GIVEN EXERCISE: Skip every picture and transcribe the remaining material exactly.

+++++

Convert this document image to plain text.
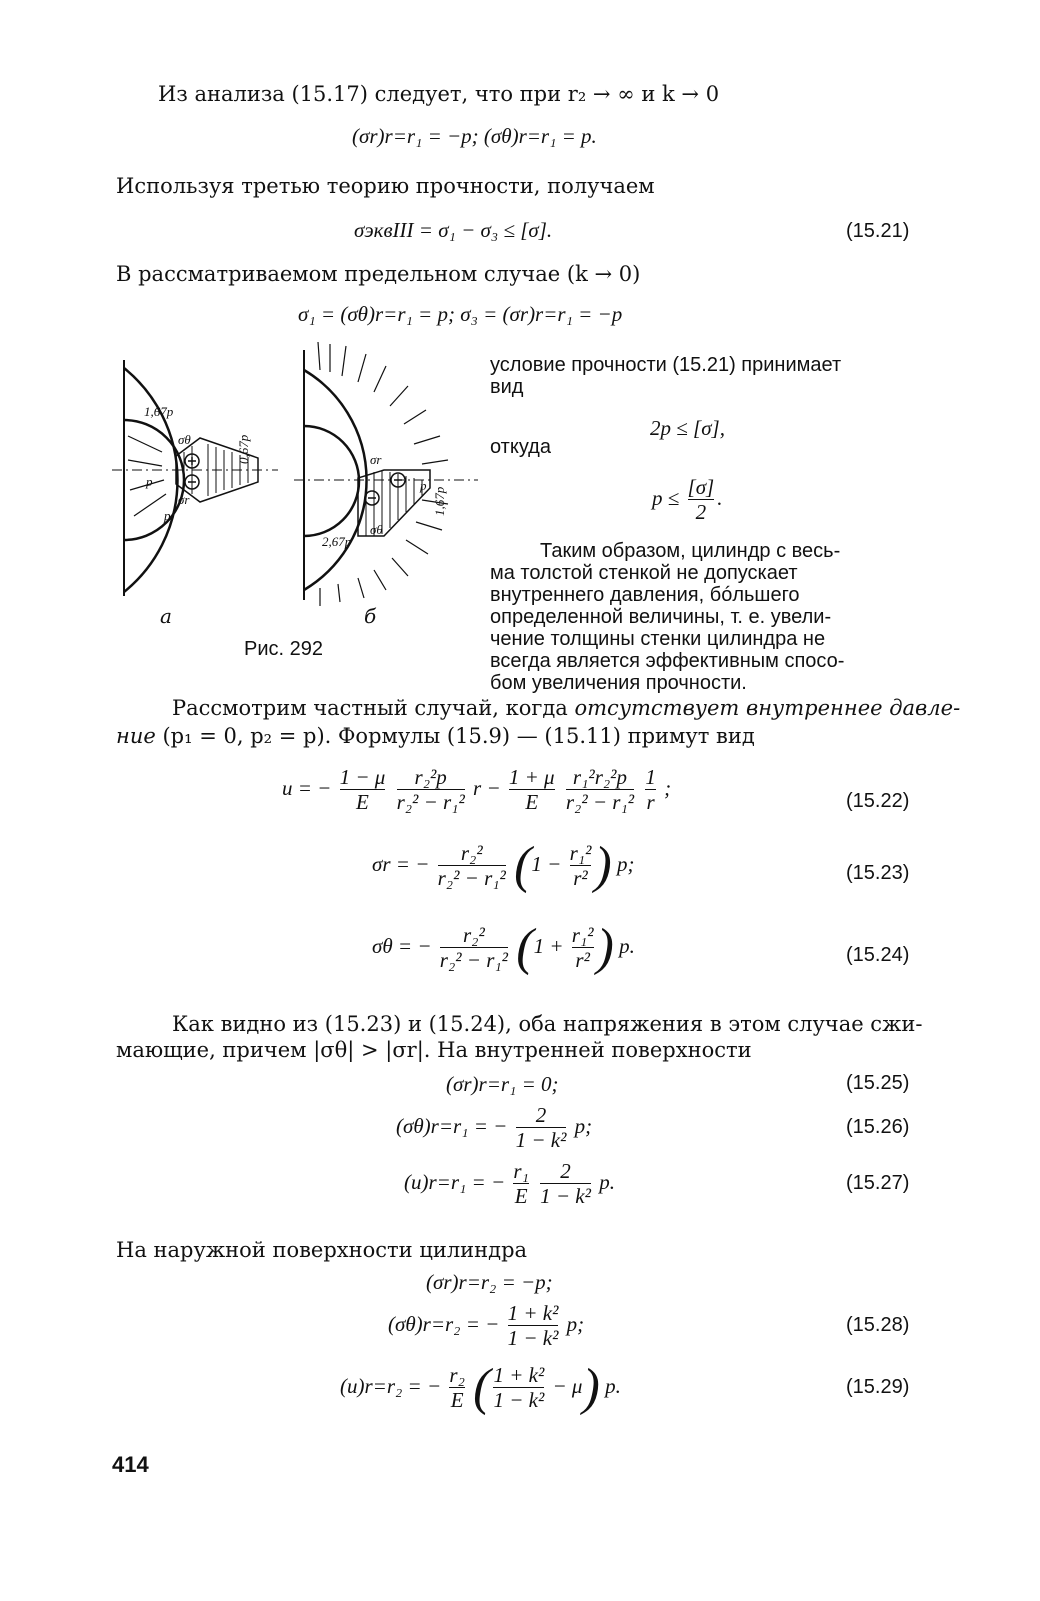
Из анализа (15.17) следует, что при r₂ → ∞ и k → 0
(σr)r=r₁ = −p; (σθ)r=r₁ = p.
Используя третью теорию прочности, получаем
σэквIII = σ₁ − σ₃ ≤ [σ].	(15.21)
В рассматриваемом предельном случае (k → 0)
σ₁ = (σθ)r=r₁ = p; σ₃ = (σr)r=r₁ = −p
1,67p
0,67p
σθ
σr
p
p
σr
σθ
2,67p
p
1,67p
а	б
Рис. 292
условие прочности (15.21) принимает
вид
2p ≤ [σ],
откуда
$p \le \frac{[\sigma]}{2}$ .
Таким образом, цилиндр с весь-
ма толстой стенкой не допускает
внутреннего давления, бóльшего
определенной величины, т. е. увели-
чение толщины стенки цилиндра не
всегда является эффективным спосо-
бом увеличения прочности.
Рассмотрим частный случай, когда отсутствует внутреннее давле-
ние (p₁ = 0, p₂ = p). Формулы (15.9) — (15.11) примут вид
u = − $\frac{1 - \mu}{E}$
$\frac{\text{r₂²p}}{\text{r₂² − r₁²}}$ $r - \frac{1 + \mu}{E}$
$\frac{\text{r₁²r₂²p}}{\text{r₂² − r₁²}}$
$\frac{1}{r}$ ;
(15.22)
σr = − $\frac{\text{r₂²}}{\text{r₂² − r₁²}} (1 - \frac{\text{r₁²}}{\text{r²}}$ ) p;	(15.23)
σθ = − $\frac{\text{r₂²}}{\text{r₂² − r₁²}} (1 + \frac{\text{r₁²}}{\text{r²}}$ ) p.	(15.24)
Как видно из (15.23) и (15.24), оба напряжения в этом случае сжи-
мающие, причем |σθ| > |σr|. На внутренней поверхности
(σr)r=r₁ = 0;	(15.25)
(σθ)r=r₁ = − $\frac{2}{\text{1 − k²}} p$;	(15.26)
(u)r=r₁ = − $\frac{\text{r₁}}{E}$
$\frac{2}{\text{1 − k²}} p$.	(15.27)
На наружной поверхности цилиндра
(σr)r=r₂ = −p;
(σθ)r=r₂ = − $\frac{\text{1 + k²}}{\text{1 − k²}} p$;	(15.28)
(u)r=r₂ = − $\frac{\text{r₂}}{E}$ ( $\frac{\text{1 + k²}}{\text{1 − k²}} - \mu$) p.	(15.29)
414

+++++

RESPONSE TO THIS EXERCISE:
Convert this document image to plain text.
Из анализа (15.17) следует, что при r₂ → ∞ и k → 0
(σr)r=r₁ = −p; (σθ)r=r₁ = p.
Используя третью теорию прочности, получаем
σэквIII = σ₁ − σ₃ ≤ [σ].	(15.21)
В рассматриваемом предельном случае (k → 0)
σ₁ = (σθ)r=r₁ = p; σ₃ = (σr)r=r₁ = −p
1,67p
0,67p
σθ
σr
p
p
σr
σθ
2,67p
p
1,67p
а	б
Рис. 292
условие прочности (15.21) принимает
вид
2p ≤ [σ],
откуда
$p \le \frac{[\sigma]}{2}$ .
Таким образом, цилиндр с весь-
ма толстой стенкой не допускает
внутреннего давления, бóльшего
определенной величины, т. е. увели-
чение толщины стенки цилиндра не
всегда является эффективным спосо-
бом увеличения прочности.
Рассмотрим частный случай, когда отсутствует внутреннее давле-
ние (p₁ = 0, p₂ = p). Формулы (15.9) — (15.11) примут вид
u = − $\frac{1 - \mu}{E}$
$\frac{\text{r₂²p}}{\text{r₂² − r₁²}}$ $r - \frac{1 + \mu}{E}$
$\frac{\text{r₁²r₂²p}}{\text{r₂² − r₁²}}$
$\frac{1}{r}$ ;
(15.22)
σr = − $\frac{\text{r₂²}}{\text{r₂² − r₁²}} (1 - \frac{\text{r₁²}}{\text{r²}}$ ) p;	(15.23)
σθ = − $\frac{\text{r₂²}}{\text{r₂² − r₁²}} (1 + \frac{\text{r₁²}}{\text{r²}}$ ) p.	(15.24)
Как видно из (15.23) и (15.24), оба напряжения в этом случае сжи-
мающие, причем |σθ| > |σr|. На внутренней поверхности
(σr)r=r₁ = 0;	(15.25)
(σθ)r=r₁ = − $\frac{2}{\text{1 − k²}} p$;	(15.26)
(u)r=r₁ = − $\frac{\text{r₁}}{E}$
$\frac{2}{\text{1 − k²}} p$.	(15.27)
На наружной поверхности цилиндра
(σr)r=r₂ = −p;
(σθ)r=r₂ = − $\frac{\text{1 + k²}}{\text{1 − k²}} p$;	(15.28)
(u)r=r₂ = − $\frac{\text{r₂}}{E}$ ( $\frac{\text{1 + k²}}{\text{1 − k²}} - \mu$) p.	(15.29)
414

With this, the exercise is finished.